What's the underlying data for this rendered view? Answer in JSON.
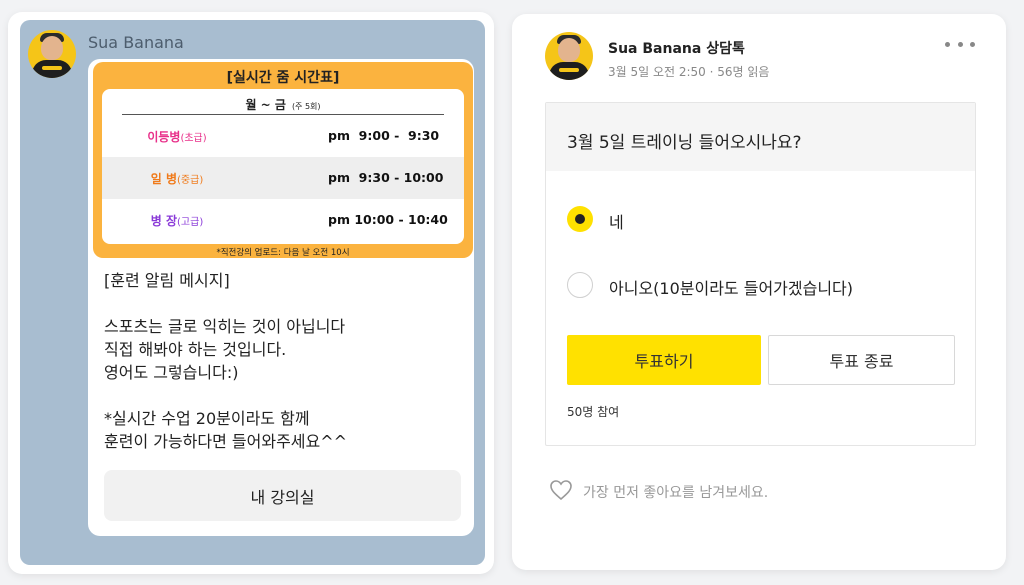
{
  "chat": {
    "sender_name": "Sua Banana",
    "timetable": {
      "title": "[실시간 줌 시간표]",
      "days": "월 ~ 금",
      "days_sub": "(주 5회)",
      "rows": [
        {
          "rank": "이등병",
          "level": "(초급)",
          "time": "pm  9:00 -  9:30",
          "color": "#e8308a"
        },
        {
          "rank": "일  병",
          "level": "(중급)",
          "time": "pm  9:30 - 10:00",
          "color": "#f07a1a"
        },
        {
          "rank": "병  장",
          "level": "(고급)",
          "time": "pm 10:00 - 10:40",
          "color": "#8a3ad8"
        }
      ],
      "note": "*직전강의 업로드: 다음 날 오전 10시"
    },
    "message": "[훈련 알림 메시지]\n\n스포츠는 글로 익히는 것이 아닙니다\n직접 해봐야 하는 것입니다.\n영어도 그렇습니다:)\n\n*실시간 수업 20분이라도 함께\n훈련이 가능하다면 들어와주세요^^",
    "button_label": "내 강의실"
  },
  "poll": {
    "author": "Sua Banana 상담톡",
    "meta": "3월 5일 오전 2:50 · 56명 읽음",
    "question": "3월 5일 트레이닝 들어오시나요?",
    "options": [
      {
        "label": "네",
        "selected": true
      },
      {
        "label": "아니오(10분이라도 들어가겠습니다)",
        "selected": false
      }
    ],
    "vote_label": "투표하기",
    "end_label": "투표 종료",
    "participants": "50명 참여",
    "like_prompt": "가장 먼저 좋아요를 남겨보세요."
  },
  "colors": {
    "chat_bg": "#a8bdd0",
    "timetable_bg": "#fbb33f",
    "accent_yellow": "#ffe100"
  },
  "icons": [
    "avatar",
    "more-icon",
    "radio-checked-icon",
    "radio-empty-icon",
    "heart-icon"
  ]
}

> **Task goal**
Copy all the records above exactly, but leave out the pictures.

> **Solution to the problem**
What's the underlying data for this rendered view? Answer in JSON.
{
  "chat": {
    "sender_name": "Sua Banana",
    "timetable": {
      "title": "[실시간 줌 시간표]",
      "days": "월 ~ 금",
      "days_sub": "(주 5회)",
      "rows": [
        {
          "rank": "이등병",
          "level": "(초급)",
          "time": "pm  9:00 -  9:30",
          "color": "#e8308a"
        },
        {
          "rank": "일  병",
          "level": "(중급)",
          "time": "pm  9:30 - 10:00",
          "color": "#f07a1a"
        },
        {
          "rank": "병  장",
          "level": "(고급)",
          "time": "pm 10:00 - 10:40",
          "color": "#8a3ad8"
        }
      ],
      "note": "*직전강의 업로드: 다음 날 오전 10시"
    },
    "message": "[훈련 알림 메시지]\n\n스포츠는 글로 익히는 것이 아닙니다\n직접 해봐야 하는 것입니다.\n영어도 그렇습니다:)\n\n*실시간 수업 20분이라도 함께\n훈련이 가능하다면 들어와주세요^^",
    "button_label": "내 강의실"
  },
  "poll": {
    "author": "Sua Banana 상담톡",
    "meta": "3월 5일 오전 2:50 · 56명 읽음",
    "question": "3월 5일 트레이닝 들어오시나요?",
    "options": [
      {
        "label": "네",
        "selected": true
      },
      {
        "label": "아니오(10분이라도 들어가겠습니다)",
        "selected": false
      }
    ],
    "vote_label": "투표하기",
    "end_label": "투표 종료",
    "participants": "50명 참여",
    "like_prompt": "가장 먼저 좋아요를 남겨보세요."
  },
  "colors": {
    "chat_bg": "#a8bdd0",
    "timetable_bg": "#fbb33f",
    "accent_yellow": "#ffe100"
  },
  "icons": [
    "avatar",
    "more-icon",
    "radio-checked-icon",
    "radio-empty-icon",
    "heart-icon"
  ]
}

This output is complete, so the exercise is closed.